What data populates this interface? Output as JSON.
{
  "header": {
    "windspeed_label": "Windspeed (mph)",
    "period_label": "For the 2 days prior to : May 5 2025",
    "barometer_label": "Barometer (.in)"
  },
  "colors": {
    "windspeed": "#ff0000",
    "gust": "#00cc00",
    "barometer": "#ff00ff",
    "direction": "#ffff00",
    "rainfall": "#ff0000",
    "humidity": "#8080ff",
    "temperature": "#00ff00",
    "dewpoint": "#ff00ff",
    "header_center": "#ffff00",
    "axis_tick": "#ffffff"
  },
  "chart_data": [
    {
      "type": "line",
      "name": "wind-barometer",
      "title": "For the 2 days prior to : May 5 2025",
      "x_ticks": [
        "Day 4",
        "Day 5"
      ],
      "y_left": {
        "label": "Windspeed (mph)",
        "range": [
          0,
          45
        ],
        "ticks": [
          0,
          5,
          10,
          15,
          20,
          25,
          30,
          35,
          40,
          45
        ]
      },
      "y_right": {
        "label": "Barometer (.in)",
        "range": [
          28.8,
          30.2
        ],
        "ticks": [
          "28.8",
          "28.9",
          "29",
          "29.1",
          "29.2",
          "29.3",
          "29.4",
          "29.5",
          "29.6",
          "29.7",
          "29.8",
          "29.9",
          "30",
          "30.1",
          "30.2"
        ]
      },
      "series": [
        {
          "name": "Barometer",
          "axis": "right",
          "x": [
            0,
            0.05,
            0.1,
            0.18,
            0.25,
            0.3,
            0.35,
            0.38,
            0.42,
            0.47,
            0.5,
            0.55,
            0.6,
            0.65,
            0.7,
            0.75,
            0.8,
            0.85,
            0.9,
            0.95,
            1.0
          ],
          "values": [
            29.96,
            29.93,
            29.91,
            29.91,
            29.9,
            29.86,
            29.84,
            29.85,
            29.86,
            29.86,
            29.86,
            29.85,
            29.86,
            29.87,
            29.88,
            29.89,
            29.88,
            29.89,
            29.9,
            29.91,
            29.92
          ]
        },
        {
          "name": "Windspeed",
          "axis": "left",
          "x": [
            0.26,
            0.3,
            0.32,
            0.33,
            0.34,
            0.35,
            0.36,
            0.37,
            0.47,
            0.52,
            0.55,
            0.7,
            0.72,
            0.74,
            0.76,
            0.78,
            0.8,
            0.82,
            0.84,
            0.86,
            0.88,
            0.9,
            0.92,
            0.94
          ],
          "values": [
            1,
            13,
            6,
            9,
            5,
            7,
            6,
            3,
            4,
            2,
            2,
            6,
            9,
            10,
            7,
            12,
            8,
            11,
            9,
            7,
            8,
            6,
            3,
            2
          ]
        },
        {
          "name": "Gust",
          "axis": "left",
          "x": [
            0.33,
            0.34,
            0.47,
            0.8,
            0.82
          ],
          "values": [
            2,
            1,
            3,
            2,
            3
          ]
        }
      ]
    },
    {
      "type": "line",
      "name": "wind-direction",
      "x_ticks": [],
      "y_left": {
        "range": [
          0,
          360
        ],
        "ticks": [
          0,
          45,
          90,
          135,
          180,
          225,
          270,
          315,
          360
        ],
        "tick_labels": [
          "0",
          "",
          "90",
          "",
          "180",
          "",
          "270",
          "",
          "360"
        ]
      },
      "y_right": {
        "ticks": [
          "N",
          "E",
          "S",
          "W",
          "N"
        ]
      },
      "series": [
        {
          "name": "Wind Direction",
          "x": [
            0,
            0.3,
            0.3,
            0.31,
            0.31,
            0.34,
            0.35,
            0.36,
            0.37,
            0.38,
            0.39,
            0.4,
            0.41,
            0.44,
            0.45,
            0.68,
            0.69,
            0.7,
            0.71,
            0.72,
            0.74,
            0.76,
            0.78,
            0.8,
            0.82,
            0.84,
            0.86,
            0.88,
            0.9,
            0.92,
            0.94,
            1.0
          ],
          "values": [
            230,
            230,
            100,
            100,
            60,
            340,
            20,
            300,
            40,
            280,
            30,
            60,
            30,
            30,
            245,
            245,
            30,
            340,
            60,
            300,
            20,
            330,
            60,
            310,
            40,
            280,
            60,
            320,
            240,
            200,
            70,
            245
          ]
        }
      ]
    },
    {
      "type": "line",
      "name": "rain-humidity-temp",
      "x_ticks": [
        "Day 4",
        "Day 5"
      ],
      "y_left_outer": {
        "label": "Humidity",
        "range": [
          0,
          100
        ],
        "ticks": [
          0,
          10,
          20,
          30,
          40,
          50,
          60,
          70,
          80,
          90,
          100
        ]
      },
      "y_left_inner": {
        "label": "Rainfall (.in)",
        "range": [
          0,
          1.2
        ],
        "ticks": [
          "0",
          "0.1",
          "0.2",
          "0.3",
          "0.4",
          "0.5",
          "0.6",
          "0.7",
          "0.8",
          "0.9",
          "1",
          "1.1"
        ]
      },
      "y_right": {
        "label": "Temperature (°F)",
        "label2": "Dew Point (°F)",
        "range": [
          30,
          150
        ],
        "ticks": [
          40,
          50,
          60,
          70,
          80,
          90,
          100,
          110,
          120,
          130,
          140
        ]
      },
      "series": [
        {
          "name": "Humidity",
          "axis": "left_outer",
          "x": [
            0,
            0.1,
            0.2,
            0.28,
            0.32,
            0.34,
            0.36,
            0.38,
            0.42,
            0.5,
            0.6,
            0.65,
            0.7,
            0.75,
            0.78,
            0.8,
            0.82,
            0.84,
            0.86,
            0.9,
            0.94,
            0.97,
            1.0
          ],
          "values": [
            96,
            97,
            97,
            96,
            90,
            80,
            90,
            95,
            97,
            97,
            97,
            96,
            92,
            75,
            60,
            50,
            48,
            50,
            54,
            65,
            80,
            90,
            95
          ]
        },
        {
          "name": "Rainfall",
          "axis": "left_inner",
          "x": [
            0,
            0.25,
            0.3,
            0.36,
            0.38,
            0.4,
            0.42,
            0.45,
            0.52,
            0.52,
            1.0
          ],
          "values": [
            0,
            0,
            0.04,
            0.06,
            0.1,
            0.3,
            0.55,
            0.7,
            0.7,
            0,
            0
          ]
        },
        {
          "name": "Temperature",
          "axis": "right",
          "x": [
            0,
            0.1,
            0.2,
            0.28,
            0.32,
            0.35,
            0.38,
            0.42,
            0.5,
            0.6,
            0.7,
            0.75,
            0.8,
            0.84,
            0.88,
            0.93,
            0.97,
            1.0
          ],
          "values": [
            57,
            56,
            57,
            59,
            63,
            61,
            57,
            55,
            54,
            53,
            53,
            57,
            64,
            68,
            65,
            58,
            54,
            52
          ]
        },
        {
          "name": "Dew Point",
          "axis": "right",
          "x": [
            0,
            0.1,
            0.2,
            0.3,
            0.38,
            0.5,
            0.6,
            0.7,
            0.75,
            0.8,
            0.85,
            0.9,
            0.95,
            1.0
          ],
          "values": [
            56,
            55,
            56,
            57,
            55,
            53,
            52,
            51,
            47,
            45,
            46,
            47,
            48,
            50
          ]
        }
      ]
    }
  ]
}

§ Task brief
Repeat all the entries exactly as given.

§ Written response
What data populates this interface? Output as JSON.
{
  "header": {
    "windspeed_label": "Windspeed (mph)",
    "period_label": "For the 2 days prior to : May 5 2025",
    "barometer_label": "Barometer (.in)"
  },
  "colors": {
    "windspeed": "#ff0000",
    "gust": "#00cc00",
    "barometer": "#ff00ff",
    "direction": "#ffff00",
    "rainfall": "#ff0000",
    "humidity": "#8080ff",
    "temperature": "#00ff00",
    "dewpoint": "#ff00ff",
    "header_center": "#ffff00",
    "axis_tick": "#ffffff"
  },
  "chart_data": [
    {
      "type": "line",
      "name": "wind-barometer",
      "title": "For the 2 days prior to : May 5 2025",
      "x_ticks": [
        "Day 4",
        "Day 5"
      ],
      "y_left": {
        "label": "Windspeed (mph)",
        "range": [
          0,
          45
        ],
        "ticks": [
          0,
          5,
          10,
          15,
          20,
          25,
          30,
          35,
          40,
          45
        ]
      },
      "y_right": {
        "label": "Barometer (.in)",
        "range": [
          28.8,
          30.2
        ],
        "ticks": [
          "28.8",
          "28.9",
          "29",
          "29.1",
          "29.2",
          "29.3",
          "29.4",
          "29.5",
          "29.6",
          "29.7",
          "29.8",
          "29.9",
          "30",
          "30.1",
          "30.2"
        ]
      },
      "series": [
        {
          "name": "Barometer",
          "axis": "right",
          "x": [
            0,
            0.05,
            0.1,
            0.18,
            0.25,
            0.3,
            0.35,
            0.38,
            0.42,
            0.47,
            0.5,
            0.55,
            0.6,
            0.65,
            0.7,
            0.75,
            0.8,
            0.85,
            0.9,
            0.95,
            1.0
          ],
          "values": [
            29.96,
            29.93,
            29.91,
            29.91,
            29.9,
            29.86,
            29.84,
            29.85,
            29.86,
            29.86,
            29.86,
            29.85,
            29.86,
            29.87,
            29.88,
            29.89,
            29.88,
            29.89,
            29.9,
            29.91,
            29.92
          ]
        },
        {
          "name": "Windspeed",
          "axis": "left",
          "x": [
            0.26,
            0.3,
            0.32,
            0.33,
            0.34,
            0.35,
            0.36,
            0.37,
            0.47,
            0.52,
            0.55,
            0.7,
            0.72,
            0.74,
            0.76,
            0.78,
            0.8,
            0.82,
            0.84,
            0.86,
            0.88,
            0.9,
            0.92,
            0.94
          ],
          "values": [
            1,
            13,
            6,
            9,
            5,
            7,
            6,
            3,
            4,
            2,
            2,
            6,
            9,
            10,
            7,
            12,
            8,
            11,
            9,
            7,
            8,
            6,
            3,
            2
          ]
        },
        {
          "name": "Gust",
          "axis": "left",
          "x": [
            0.33,
            0.34,
            0.47,
            0.8,
            0.82
          ],
          "values": [
            2,
            1,
            3,
            2,
            3
          ]
        }
      ]
    },
    {
      "type": "line",
      "name": "wind-direction",
      "x_ticks": [],
      "y_left": {
        "range": [
          0,
          360
        ],
        "ticks": [
          0,
          45,
          90,
          135,
          180,
          225,
          270,
          315,
          360
        ],
        "tick_labels": [
          "0",
          "",
          "90",
          "",
          "180",
          "",
          "270",
          "",
          "360"
        ]
      },
      "y_right": {
        "ticks": [
          "N",
          "E",
          "S",
          "W",
          "N"
        ]
      },
      "series": [
        {
          "name": "Wind Direction",
          "x": [
            0,
            0.3,
            0.3,
            0.31,
            0.31,
            0.34,
            0.35,
            0.36,
            0.37,
            0.38,
            0.39,
            0.4,
            0.41,
            0.44,
            0.45,
            0.68,
            0.69,
            0.7,
            0.71,
            0.72,
            0.74,
            0.76,
            0.78,
            0.8,
            0.82,
            0.84,
            0.86,
            0.88,
            0.9,
            0.92,
            0.94,
            1.0
          ],
          "values": [
            230,
            230,
            100,
            100,
            60,
            340,
            20,
            300,
            40,
            280,
            30,
            60,
            30,
            30,
            245,
            245,
            30,
            340,
            60,
            300,
            20,
            330,
            60,
            310,
            40,
            280,
            60,
            320,
            240,
            200,
            70,
            245
          ]
        }
      ]
    },
    {
      "type": "line",
      "name": "rain-humidity-temp",
      "x_ticks": [
        "Day 4",
        "Day 5"
      ],
      "y_left_outer": {
        "label": "Humidity",
        "range": [
          0,
          100
        ],
        "ticks": [
          0,
          10,
          20,
          30,
          40,
          50,
          60,
          70,
          80,
          90,
          100
        ]
      },
      "y_left_inner": {
        "label": "Rainfall (.in)",
        "range": [
          0,
          1.2
        ],
        "ticks": [
          "0",
          "0.1",
          "0.2",
          "0.3",
          "0.4",
          "0.5",
          "0.6",
          "0.7",
          "0.8",
          "0.9",
          "1",
          "1.1"
        ]
      },
      "y_right": {
        "label": "Temperature (°F)",
        "label2": "Dew Point (°F)",
        "range": [
          30,
          150
        ],
        "ticks": [
          40,
          50,
          60,
          70,
          80,
          90,
          100,
          110,
          120,
          130,
          140
        ]
      },
      "series": [
        {
          "name": "Humidity",
          "axis": "left_outer",
          "x": [
            0,
            0.1,
            0.2,
            0.28,
            0.32,
            0.34,
            0.36,
            0.38,
            0.42,
            0.5,
            0.6,
            0.65,
            0.7,
            0.75,
            0.78,
            0.8,
            0.82,
            0.84,
            0.86,
            0.9,
            0.94,
            0.97,
            1.0
          ],
          "values": [
            96,
            97,
            97,
            96,
            90,
            80,
            90,
            95,
            97,
            97,
            97,
            96,
            92,
            75,
            60,
            50,
            48,
            50,
            54,
            65,
            80,
            90,
            95
          ]
        },
        {
          "name": "Rainfall",
          "axis": "left_inner",
          "x": [
            0,
            0.25,
            0.3,
            0.36,
            0.38,
            0.4,
            0.42,
            0.45,
            0.52,
            0.52,
            1.0
          ],
          "values": [
            0,
            0,
            0.04,
            0.06,
            0.1,
            0.3,
            0.55,
            0.7,
            0.7,
            0,
            0
          ]
        },
        {
          "name": "Temperature",
          "axis": "right",
          "x": [
            0,
            0.1,
            0.2,
            0.28,
            0.32,
            0.35,
            0.38,
            0.42,
            0.5,
            0.6,
            0.7,
            0.75,
            0.8,
            0.84,
            0.88,
            0.93,
            0.97,
            1.0
          ],
          "values": [
            57,
            56,
            57,
            59,
            63,
            61,
            57,
            55,
            54,
            53,
            53,
            57,
            64,
            68,
            65,
            58,
            54,
            52
          ]
        },
        {
          "name": "Dew Point",
          "axis": "right",
          "x": [
            0,
            0.1,
            0.2,
            0.3,
            0.38,
            0.5,
            0.6,
            0.7,
            0.75,
            0.8,
            0.85,
            0.9,
            0.95,
            1.0
          ],
          "values": [
            56,
            55,
            56,
            57,
            55,
            53,
            52,
            51,
            47,
            45,
            46,
            47,
            48,
            50
          ]
        }
      ]
    }
  ]
}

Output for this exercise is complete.